→ Extracted data entries:
※

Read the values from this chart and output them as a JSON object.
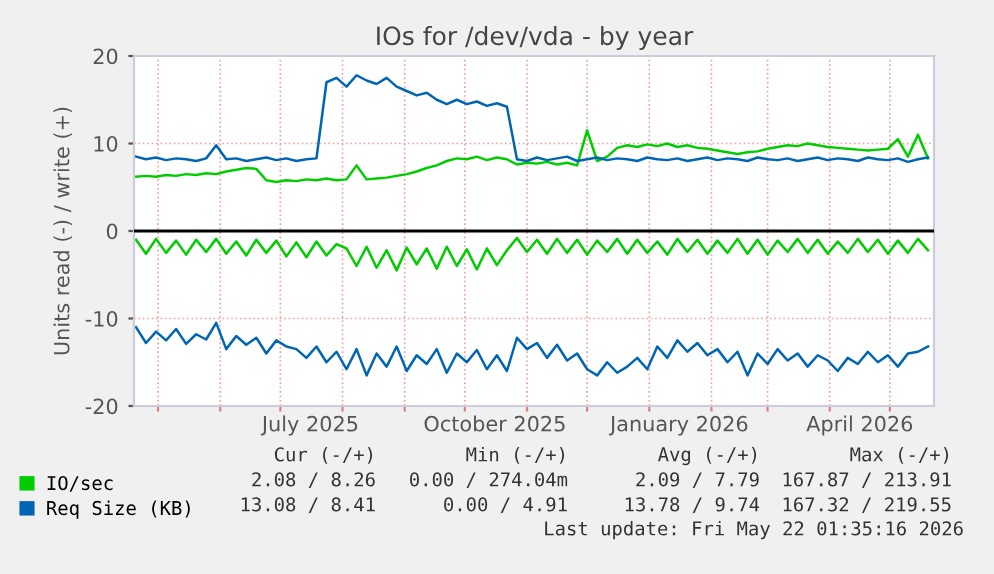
{
  "chart_data": {
    "type": "line",
    "title": "IOs for /dev/vda - by year",
    "ylabel": "Units read (-) / write (+)",
    "x": [
      "2025-04-20",
      "2025-04-25",
      "2025-04-30",
      "2025-05-05",
      "2025-05-10",
      "2025-05-15",
      "2025-05-20",
      "2025-05-25",
      "2025-05-30",
      "2025-06-04",
      "2025-06-09",
      "2025-06-14",
      "2025-06-19",
      "2025-06-24",
      "2025-06-29",
      "2025-07-04",
      "2025-07-09",
      "2025-07-14",
      "2025-07-19",
      "2025-07-24",
      "2025-07-29",
      "2025-08-03",
      "2025-08-08",
      "2025-08-13",
      "2025-08-18",
      "2025-08-23",
      "2025-08-28",
      "2025-09-02",
      "2025-09-07",
      "2025-09-12",
      "2025-09-17",
      "2025-09-22",
      "2025-09-27",
      "2025-10-02",
      "2025-10-07",
      "2025-10-12",
      "2025-10-17",
      "2025-10-22",
      "2025-10-27",
      "2025-11-01",
      "2025-11-06",
      "2025-11-11",
      "2025-11-16",
      "2025-11-21",
      "2025-11-26",
      "2025-12-01",
      "2025-12-06",
      "2025-12-11",
      "2025-12-16",
      "2025-12-21",
      "2025-12-26",
      "2025-12-31",
      "2026-01-05",
      "2026-01-10",
      "2026-01-15",
      "2026-01-20",
      "2026-01-25",
      "2026-01-30",
      "2026-02-04",
      "2026-02-09",
      "2026-02-14",
      "2026-02-19",
      "2026-02-24",
      "2026-03-01",
      "2026-03-06",
      "2026-03-11",
      "2026-03-16",
      "2026-03-21",
      "2026-03-26",
      "2026-03-31",
      "2026-04-05",
      "2026-04-10",
      "2026-04-15",
      "2026-04-20",
      "2026-04-25",
      "2026-04-30",
      "2026-05-05",
      "2026-05-10",
      "2026-05-15",
      "2026-05-20"
    ],
    "series": [
      {
        "name": "IO/sec",
        "color": "#00cc00",
        "values": [
          6.2,
          6.3,
          6.2,
          6.4,
          6.3,
          6.5,
          6.4,
          6.6,
          6.5,
          6.8,
          7.0,
          7.2,
          7.1,
          5.8,
          5.6,
          5.8,
          5.7,
          5.9,
          5.8,
          6.0,
          5.8,
          5.9,
          7.5,
          5.9,
          6.0,
          6.1,
          6.3,
          6.5,
          6.8,
          7.2,
          7.5,
          8.0,
          8.3,
          8.2,
          8.5,
          8.1,
          8.4,
          8.2,
          7.6,
          7.8,
          7.7,
          7.9,
          7.6,
          7.8,
          7.5,
          11.5,
          8.0,
          8.5,
          9.5,
          9.8,
          9.6,
          9.9,
          9.7,
          10.0,
          9.6,
          9.8,
          9.5,
          9.4,
          9.2,
          9.0,
          8.8,
          9.0,
          9.1,
          9.4,
          9.6,
          9.8,
          9.7,
          10.0,
          9.8,
          9.6,
          9.5,
          9.4,
          9.3,
          9.2,
          9.3,
          9.4,
          10.5,
          8.5,
          11.0,
          8.3
        ]
      },
      {
        "color": "#00cc00",
        "values": [
          -1.0,
          -2.6,
          -0.9,
          -2.5,
          -1.1,
          -2.7,
          -1.0,
          -2.4,
          -0.9,
          -2.6,
          -1.2,
          -2.8,
          -1.0,
          -2.5,
          -1.1,
          -2.9,
          -1.3,
          -3.0,
          -1.2,
          -2.8,
          -1.5,
          -2.0,
          -4.0,
          -1.8,
          -4.2,
          -2.2,
          -4.5,
          -1.9,
          -3.8,
          -2.0,
          -4.3,
          -1.8,
          -4.0,
          -2.1,
          -4.4,
          -2.0,
          -3.9,
          -2.2,
          -0.8,
          -2.4,
          -1.0,
          -2.6,
          -0.9,
          -2.5,
          -1.0,
          -2.7,
          -1.1,
          -2.4,
          -0.9,
          -2.6,
          -1.0,
          -2.5,
          -1.2,
          -2.7,
          -0.9,
          -2.4,
          -1.0,
          -2.6,
          -1.1,
          -2.5,
          -0.9,
          -2.6,
          -1.0,
          -2.7,
          -1.1,
          -2.4,
          -0.9,
          -2.5,
          -1.0,
          -2.6,
          -1.2,
          -2.5,
          -0.9,
          -2.4,
          -1.0,
          -2.6,
          -1.1,
          -2.5,
          -0.9,
          -2.2
        ]
      },
      {
        "name": "Req Size (KB)",
        "color": "#0066b3",
        "values": [
          8.5,
          8.2,
          8.4,
          8.1,
          8.3,
          8.2,
          8.0,
          8.3,
          9.8,
          8.2,
          8.3,
          8.0,
          8.2,
          8.4,
          8.1,
          8.3,
          8.0,
          8.2,
          8.3,
          17.0,
          17.5,
          16.5,
          17.8,
          17.2,
          16.8,
          17.5,
          16.5,
          16.0,
          15.5,
          15.8,
          15.0,
          14.5,
          15.0,
          14.5,
          14.8,
          14.3,
          14.6,
          14.2,
          8.2,
          8.0,
          8.4,
          8.1,
          8.3,
          8.5,
          8.0,
          8.2,
          8.4,
          8.1,
          8.3,
          8.2,
          8.0,
          8.4,
          8.2,
          8.1,
          8.3,
          8.0,
          8.2,
          8.4,
          8.1,
          8.3,
          8.2,
          8.0,
          8.4,
          8.2,
          8.1,
          8.3,
          8.0,
          8.2,
          8.4,
          8.1,
          8.3,
          8.2,
          8.0,
          8.4,
          8.2,
          8.1,
          8.3,
          7.9,
          8.2,
          8.4
        ]
      },
      {
        "color": "#0066b3",
        "values": [
          -11.0,
          -12.8,
          -11.5,
          -12.5,
          -11.2,
          -12.9,
          -11.8,
          -12.4,
          -10.5,
          -13.5,
          -12.0,
          -13.0,
          -12.2,
          -14.0,
          -12.5,
          -13.2,
          -13.5,
          -14.5,
          -13.2,
          -15.0,
          -13.8,
          -15.8,
          -13.5,
          -16.5,
          -14.0,
          -15.5,
          -13.2,
          -16.0,
          -14.2,
          -15.2,
          -13.5,
          -16.2,
          -14.0,
          -15.0,
          -13.6,
          -15.8,
          -14.2,
          -16.0,
          -12.2,
          -13.5,
          -12.8,
          -14.5,
          -13.0,
          -14.8,
          -14.0,
          -15.8,
          -16.5,
          -15.0,
          -16.2,
          -15.5,
          -14.5,
          -15.8,
          -13.2,
          -14.5,
          -12.5,
          -13.8,
          -12.8,
          -14.2,
          -13.5,
          -15.0,
          -13.8,
          -16.5,
          -14.0,
          -15.2,
          -13.5,
          -14.8,
          -14.0,
          -15.5,
          -14.2,
          -14.8,
          -16.0,
          -14.5,
          -15.2,
          -13.8,
          -15.0,
          -14.2,
          -15.5,
          -14.0,
          -13.8,
          -13.2
        ]
      }
    ],
    "xlim": [
      "2025-04-19",
      "2026-05-23"
    ],
    "xticks": [
      {
        "value": "2025-05-01",
        "label": null
      },
      {
        "value": "2025-06-01",
        "label": null
      },
      {
        "value": "2025-07-01",
        "label": null
      },
      {
        "value": "2025-08-01",
        "label": null
      },
      {
        "value": "2025-09-01",
        "label": null
      },
      {
        "value": "2025-10-01",
        "label": null
      },
      {
        "value": "2025-11-01",
        "label": null
      },
      {
        "value": "2025-12-01",
        "label": null
      },
      {
        "value": "2026-01-01",
        "label": null
      },
      {
        "value": "2026-02-01",
        "label": null
      },
      {
        "value": "2026-03-01",
        "label": null
      },
      {
        "value": "2026-04-01",
        "label": null
      },
      {
        "value": "2026-05-01",
        "label": null
      },
      {
        "value": "2025-07-16",
        "label": "July 2025"
      },
      {
        "value": "2025-10-16",
        "label": "October 2025"
      },
      {
        "value": "2026-01-16",
        "label": "January 2026"
      },
      {
        "value": "2026-04-16",
        "label": "April 2026"
      }
    ],
    "ylim": [
      -20,
      20
    ],
    "yticks": [
      -20,
      -10,
      0,
      10,
      20
    ],
    "grid": true,
    "legend": "bottom left",
    "ref_lines": [
      {
        "axis": "y",
        "value": 0,
        "color": "#000000"
      }
    ],
    "annotations": [
      "Cur (-/+)",
      "Min (-/+)",
      "Avg (-/+)",
      "Max (-/+)",
      "2.08 / 8.26",
      "0.00 / 274.04m",
      "2.09 / 7.79",
      "167.87 / 213.91",
      "13.08 / 8.41",
      "0.00 / 4.91",
      "13.78 / 9.74",
      "167.32 / 219.55",
      "Last update: Fri May 22 01:35:16 2026"
    ]
  }
}
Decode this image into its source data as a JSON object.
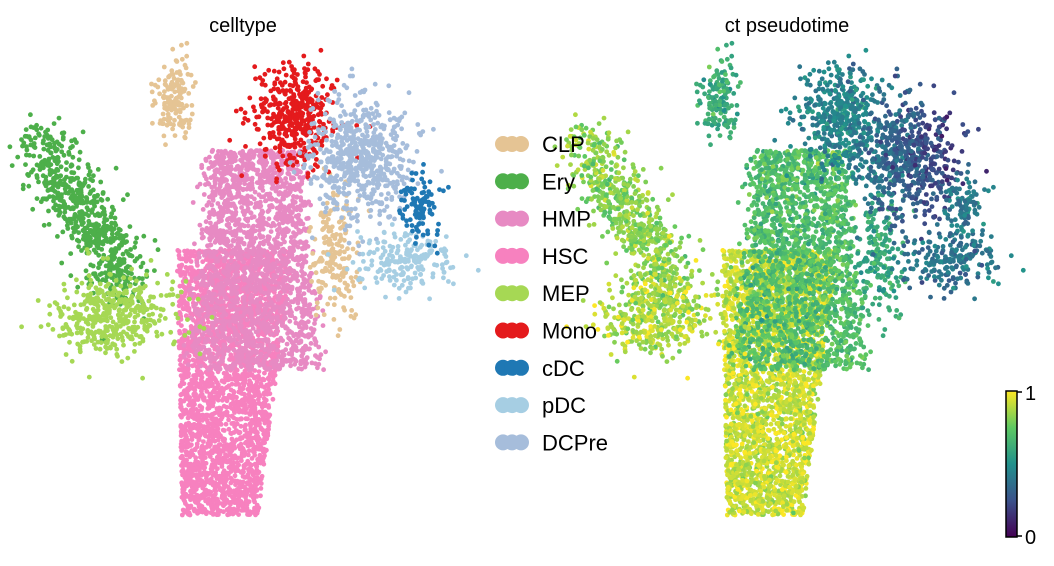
{
  "chart_data": [
    {
      "type": "scatter",
      "title": "celltype",
      "color_by": "category",
      "legend": {
        "placement": "right",
        "entries": [
          {
            "label": "CLP",
            "color": "#e5c494"
          },
          {
            "label": "Ery",
            "color": "#4daf4a"
          },
          {
            "label": "HMP",
            "color": "#e78ac3"
          },
          {
            "label": "HSC",
            "color": "#f781bf"
          },
          {
            "label": "MEP",
            "color": "#a6d854"
          },
          {
            "label": "Mono",
            "color": "#e41a1c"
          },
          {
            "label": "cDC",
            "color": "#1f78b4"
          },
          {
            "label": "pDC",
            "color": "#a6cee3"
          },
          {
            "label": "DCPre",
            "color": "#a6bddb"
          }
        ]
      },
      "clusters": [
        {
          "category": "HSC",
          "n": 2600,
          "shape": "stem"
        },
        {
          "category": "HMP",
          "n": 1900,
          "shape": "core"
        },
        {
          "category": "Ery",
          "n": 650,
          "shape": "ery"
        },
        {
          "category": "MEP",
          "n": 420,
          "shape": "mep"
        },
        {
          "category": "CLP",
          "n": 330,
          "shape": "clp"
        },
        {
          "category": "Mono",
          "n": 420,
          "shape": "mono"
        },
        {
          "category": "DCPre",
          "n": 600,
          "shape": "dcpre"
        },
        {
          "category": "pDC",
          "n": 200,
          "shape": "pdc"
        },
        {
          "category": "cDC",
          "n": 110,
          "shape": "cdc"
        }
      ],
      "grid": false,
      "axes": false
    },
    {
      "type": "scatter",
      "title": "ct pseudotime",
      "color_by": "continuous",
      "colormap": "viridis",
      "colorbar": {
        "min": 0,
        "max": 1,
        "ticks": [
          "0",
          "1"
        ],
        "placement": "bottom-right"
      },
      "grid": false,
      "axes": false
    }
  ]
}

※

→ TASK BRIEF: Go through the records. Copy each line where "title" appears.

→ THE COMPLETED TASK:
    "title": "IOs for /dev/vda - by year",
      "title": "celltype",
      "title": "ct pseudotime",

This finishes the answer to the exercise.